TASK GOAL = Scan the entries below and count the lines holding the string "JSON". Supply only the number.

INPUT RECORDS =
▼

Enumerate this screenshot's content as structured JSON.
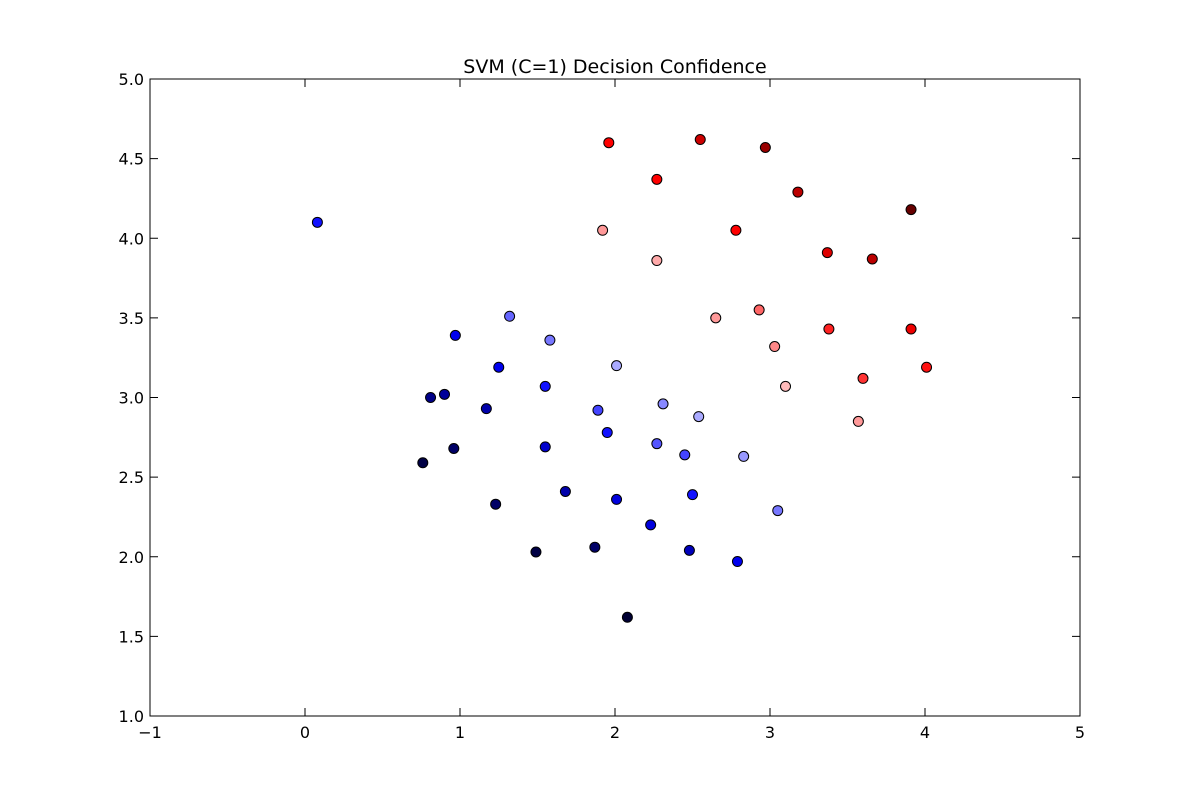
{
  "chart_data": {
    "type": "scatter",
    "title": "SVM (C=1) Decision Confidence",
    "xlabel": "",
    "ylabel": "",
    "xlim": [
      -1,
      5
    ],
    "ylim": [
      1.0,
      5.0
    ],
    "xticks": [
      "−1",
      "0",
      "1",
      "2",
      "3",
      "4",
      "5"
    ],
    "xtick_values": [
      -1,
      0,
      1,
      2,
      3,
      4,
      5
    ],
    "yticks": [
      "1.0",
      "1.5",
      "2.0",
      "2.5",
      "3.0",
      "3.5",
      "4.0",
      "4.5",
      "5.0"
    ],
    "ytick_values": [
      1.0,
      1.5,
      2.0,
      2.5,
      3.0,
      3.5,
      4.0,
      4.5,
      5.0
    ],
    "grid": false,
    "points": [
      {
        "x": 1.96,
        "y": 4.6,
        "color": "#ff0000"
      },
      {
        "x": 2.55,
        "y": 4.62,
        "color": "#cc0000"
      },
      {
        "x": 2.97,
        "y": 4.57,
        "color": "#990000"
      },
      {
        "x": 2.27,
        "y": 4.37,
        "color": "#ff0000"
      },
      {
        "x": 3.18,
        "y": 4.29,
        "color": "#bb0000"
      },
      {
        "x": 3.91,
        "y": 4.18,
        "color": "#660000"
      },
      {
        "x": 1.92,
        "y": 4.05,
        "color": "#ff9999"
      },
      {
        "x": 2.78,
        "y": 4.05,
        "color": "#ff0000"
      },
      {
        "x": 2.27,
        "y": 3.86,
        "color": "#ffaaaa"
      },
      {
        "x": 3.37,
        "y": 3.91,
        "color": "#dd0000"
      },
      {
        "x": 3.66,
        "y": 3.87,
        "color": "#bb0000"
      },
      {
        "x": 2.93,
        "y": 3.55,
        "color": "#ff6666"
      },
      {
        "x": 2.65,
        "y": 3.5,
        "color": "#ff9999"
      },
      {
        "x": 3.38,
        "y": 3.43,
        "color": "#ff2222"
      },
      {
        "x": 3.91,
        "y": 3.43,
        "color": "#ee0000"
      },
      {
        "x": 3.03,
        "y": 3.32,
        "color": "#ff8888"
      },
      {
        "x": 4.01,
        "y": 3.19,
        "color": "#ff1111"
      },
      {
        "x": 3.1,
        "y": 3.07,
        "color": "#ffbbbb"
      },
      {
        "x": 3.6,
        "y": 3.12,
        "color": "#ff3333"
      },
      {
        "x": 3.57,
        "y": 2.85,
        "color": "#ff9999"
      },
      {
        "x": 0.08,
        "y": 4.1,
        "color": "#1111ff"
      },
      {
        "x": 0.97,
        "y": 3.39,
        "color": "#0000ee"
      },
      {
        "x": 1.32,
        "y": 3.51,
        "color": "#6666ff"
      },
      {
        "x": 1.58,
        "y": 3.36,
        "color": "#7777ff"
      },
      {
        "x": 2.01,
        "y": 3.2,
        "color": "#aaaaff"
      },
      {
        "x": 1.25,
        "y": 3.19,
        "color": "#0000ee"
      },
      {
        "x": 1.55,
        "y": 3.07,
        "color": "#1111ff"
      },
      {
        "x": 0.81,
        "y": 3.0,
        "color": "#000088"
      },
      {
        "x": 0.9,
        "y": 3.02,
        "color": "#000099"
      },
      {
        "x": 1.17,
        "y": 2.93,
        "color": "#0000aa"
      },
      {
        "x": 1.89,
        "y": 2.92,
        "color": "#4444ff"
      },
      {
        "x": 2.31,
        "y": 2.96,
        "color": "#8888ff"
      },
      {
        "x": 2.54,
        "y": 2.88,
        "color": "#aaaaff"
      },
      {
        "x": 1.95,
        "y": 2.78,
        "color": "#1111ff"
      },
      {
        "x": 1.55,
        "y": 2.69,
        "color": "#0000cc"
      },
      {
        "x": 2.27,
        "y": 2.71,
        "color": "#5555ff"
      },
      {
        "x": 2.45,
        "y": 2.64,
        "color": "#4444ff"
      },
      {
        "x": 2.83,
        "y": 2.63,
        "color": "#9999ff"
      },
      {
        "x": 0.76,
        "y": 2.59,
        "color": "#000044"
      },
      {
        "x": 0.96,
        "y": 2.68,
        "color": "#000066"
      },
      {
        "x": 1.68,
        "y": 2.41,
        "color": "#0000aa"
      },
      {
        "x": 2.01,
        "y": 2.36,
        "color": "#0000dd"
      },
      {
        "x": 2.5,
        "y": 2.39,
        "color": "#1111ff"
      },
      {
        "x": 3.05,
        "y": 2.29,
        "color": "#7777ff"
      },
      {
        "x": 1.23,
        "y": 2.33,
        "color": "#000066"
      },
      {
        "x": 2.23,
        "y": 2.2,
        "color": "#0000dd"
      },
      {
        "x": 1.49,
        "y": 2.03,
        "color": "#000044"
      },
      {
        "x": 1.87,
        "y": 2.06,
        "color": "#000066"
      },
      {
        "x": 2.48,
        "y": 2.04,
        "color": "#0000bb"
      },
      {
        "x": 2.79,
        "y": 1.97,
        "color": "#0000ee"
      },
      {
        "x": 2.08,
        "y": 1.62,
        "color": "#000033"
      }
    ]
  }
}
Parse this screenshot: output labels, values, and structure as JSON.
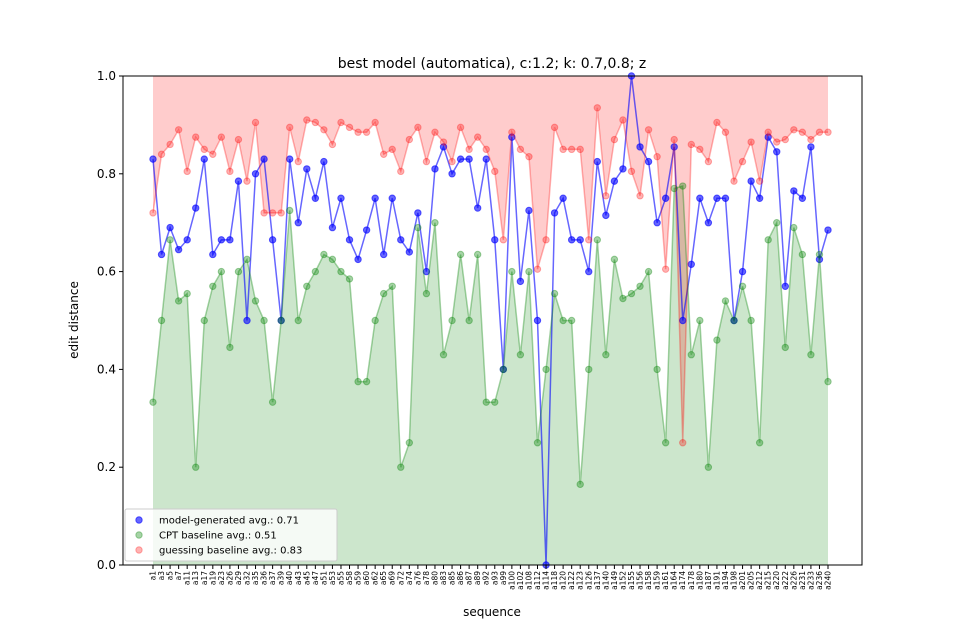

▲

EXERCISE SOLUTION = 2